>> Start RECORDS SUPPLIED

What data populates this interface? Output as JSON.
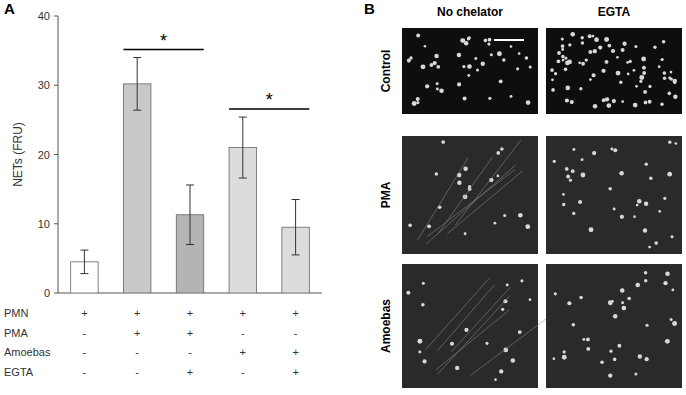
{
  "chart_data": {
    "type": "bar",
    "title": "A",
    "ylabel": "NETs (FRU)",
    "categories": [
      null,
      null,
      null,
      null,
      null
    ],
    "values": [
      4.5,
      30.2,
      11.3,
      21.0,
      9.5
    ],
    "errors": [
      1.7,
      3.8,
      4.3,
      4.4,
      4.0
    ],
    "colors": [
      "#ffffff",
      "#c8c8c8",
      "#b4b4b4",
      "#dcdcdc",
      "#dcdcdc"
    ],
    "ylim": [
      0,
      40
    ],
    "yticks": [
      0,
      10,
      20,
      30,
      40
    ],
    "grid": false,
    "conditions": [
      {
        "name": "PMN",
        "values": [
          "+",
          "+",
          "+",
          "+",
          "+"
        ]
      },
      {
        "name": "PMA",
        "values": [
          "-",
          "+",
          "+",
          "-",
          "-"
        ]
      },
      {
        "name": "Amoebas",
        "values": [
          "-",
          "-",
          "-",
          "+",
          "+"
        ]
      },
      {
        "name": "EGTA",
        "values": [
          "-",
          "-",
          "+",
          "-",
          "+"
        ]
      }
    ],
    "significance": [
      {
        "label": "*",
        "between": [
          1,
          2
        ]
      },
      {
        "label": "*",
        "between": [
          3,
          4
        ]
      }
    ]
  },
  "panel_b": {
    "label": "B",
    "columns": [
      "No chelator",
      "EGTA"
    ],
    "rows": [
      "Control",
      "PMA",
      "Amoebas"
    ]
  }
}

>> End RECORDS SUPPLIED

TASK PROMPT — Omitting all images, retype each line of the records precisely.

THE ANSWER —
What data populates this interface? Output as JSON.
{
  "chart_data": {
    "type": "bar",
    "title": "A",
    "ylabel": "NETs (FRU)",
    "categories": [
      null,
      null,
      null,
      null,
      null
    ],
    "values": [
      4.5,
      30.2,
      11.3,
      21.0,
      9.5
    ],
    "errors": [
      1.7,
      3.8,
      4.3,
      4.4,
      4.0
    ],
    "colors": [
      "#ffffff",
      "#c8c8c8",
      "#b4b4b4",
      "#dcdcdc",
      "#dcdcdc"
    ],
    "ylim": [
      0,
      40
    ],
    "yticks": [
      0,
      10,
      20,
      30,
      40
    ],
    "grid": false,
    "conditions": [
      {
        "name": "PMN",
        "values": [
          "+",
          "+",
          "+",
          "+",
          "+"
        ]
      },
      {
        "name": "PMA",
        "values": [
          "-",
          "+",
          "+",
          "-",
          "-"
        ]
      },
      {
        "name": "Amoebas",
        "values": [
          "-",
          "-",
          "-",
          "+",
          "+"
        ]
      },
      {
        "name": "EGTA",
        "values": [
          "-",
          "-",
          "+",
          "-",
          "+"
        ]
      }
    ],
    "significance": [
      {
        "label": "*",
        "between": [
          1,
          2
        ]
      },
      {
        "label": "*",
        "between": [
          3,
          4
        ]
      }
    ]
  },
  "panel_b": {
    "label": "B",
    "columns": [
      "No chelator",
      "EGTA"
    ],
    "rows": [
      "Control",
      "PMA",
      "Amoebas"
    ]
  }
}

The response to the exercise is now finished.